> [Given problem 1]: Duplicate the passage of the page on backfilling a table from "Unpartitioned table (no" to "partitioning is set.".
> [Given problem 2]:
Answer these from the page on backfilling a table:
(a) What does `date_partition_parameter` default to?
(b) Which table is given as the example of an unpartitioned table?
(c) What setting on the entry overrides the `end_date` rule for a `depends_on_past: true` table?

+++ Extract to read +++

Backfilling a table

Note For large sets of data, follow the recommended practices for backfills.

What can be backfilled with `bqetl backfill`

The managed backfill workflow (bqetl backfill create / initiate) validates a table's metadata.yaml and the backfill entry before it will run. Some table configurations are rejected outright (no override), some are allowed only with an explicit override flag, and some are supported with special handling. The table below summarizes the rules enforced by the backfill code.

Table / backfill configuration	Allowed?	Example	Notes
Standard incremental table, day-partitioned, with a `date_partition_parameter` set	✅ Yes	`addons_derived.amo_stats_dau_v1`	The common case. `time_partitioning.type: day` with a non-null `date_partition_parameter` (defaults to `submission_date`). Each partition is processed independently.
Custom query in place of `query.sql` (`custom_query_path`)	✅ Yes	`monitoring_derived.event_monitoring_aggregates_v1`	Set `custom_query_path` on the entry to run a hand-written query per partition instead of the table's `query.sql`. Used for a "sidefill" (adding or fixing a column by reading the existing table) and other cheaper-than-full recomputes. See Backfilling with a custom query.
Month partitioning (`time_partitioning.type: month`)	✅ Yes	`subscription_platform_derived.monthly_active_logical_subscriptions_v1`	Monthly partitioning is supported (`bigquery.time_partitioning.type: month`).
Unpartitioned table (no `time_partitioning`)	✅ Yes	`messaging_system.cfr_users_daily`	The partitioning check only restricts the type when partitioning is set.
Generated SQL (table produced by a `sql_generators/` template)	✅ Yes	`org_mozilla_firefox_derived.baseline_clients_daily_v1`	Backfills act on the materialized files under `sql/<project>/<dataset>/<table>/`, which are generated into the deployed `sql/` tree (from the `generated-sql` branch) when running the backfill, even though they aren't committed on `main`. In this example only the `backfill.yaml` is committed; the SQL is generated by `sql_generators/glean_usage/baseline_clients_daily.py`.
`depends_on_past: true` with a non-null `date_partition_parameter`	✅ Yes (special handling)	`firefox_accounts_derived.fxa_users_services_devices_first_seen_v1`	The query is rewritten to read from the staging table, and the prior partition is seeded into staging first. The entry's `end_date` must be on or after the `entry_date` (override by setting `override_depends_on_past_end_date: true` on the entry).

+++ Recorded data +++

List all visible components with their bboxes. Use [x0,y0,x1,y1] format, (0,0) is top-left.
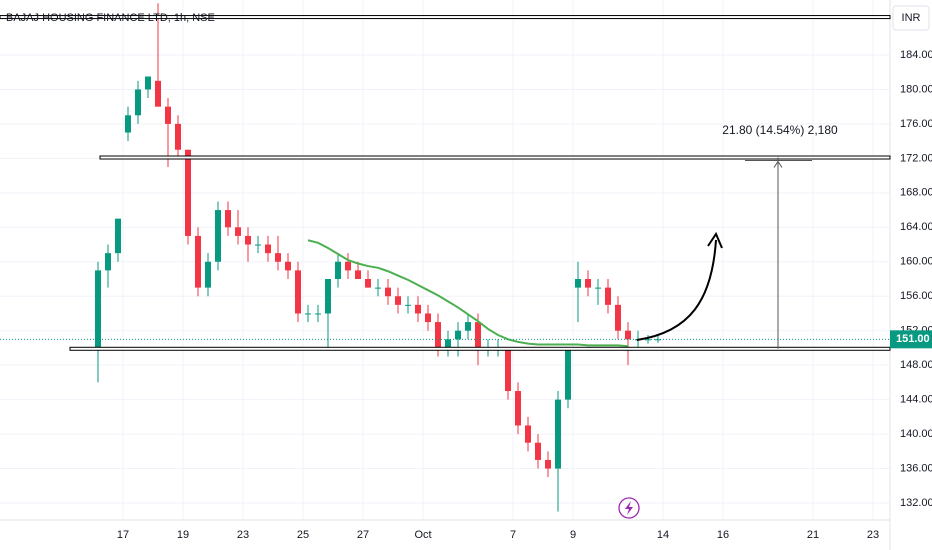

+++

> [Result 1]:
Unpartitioned table (no `time_partitioning`)	✅ Yes	`messaging_system.cfr_users_daily`	The partitioning check only restricts the type when partitioning is set.

> [Result 2]:
(a) `submission_date`
(b) `messaging_system.cfr_users_daily`
(c) `override_depends_on_past_end_date: true`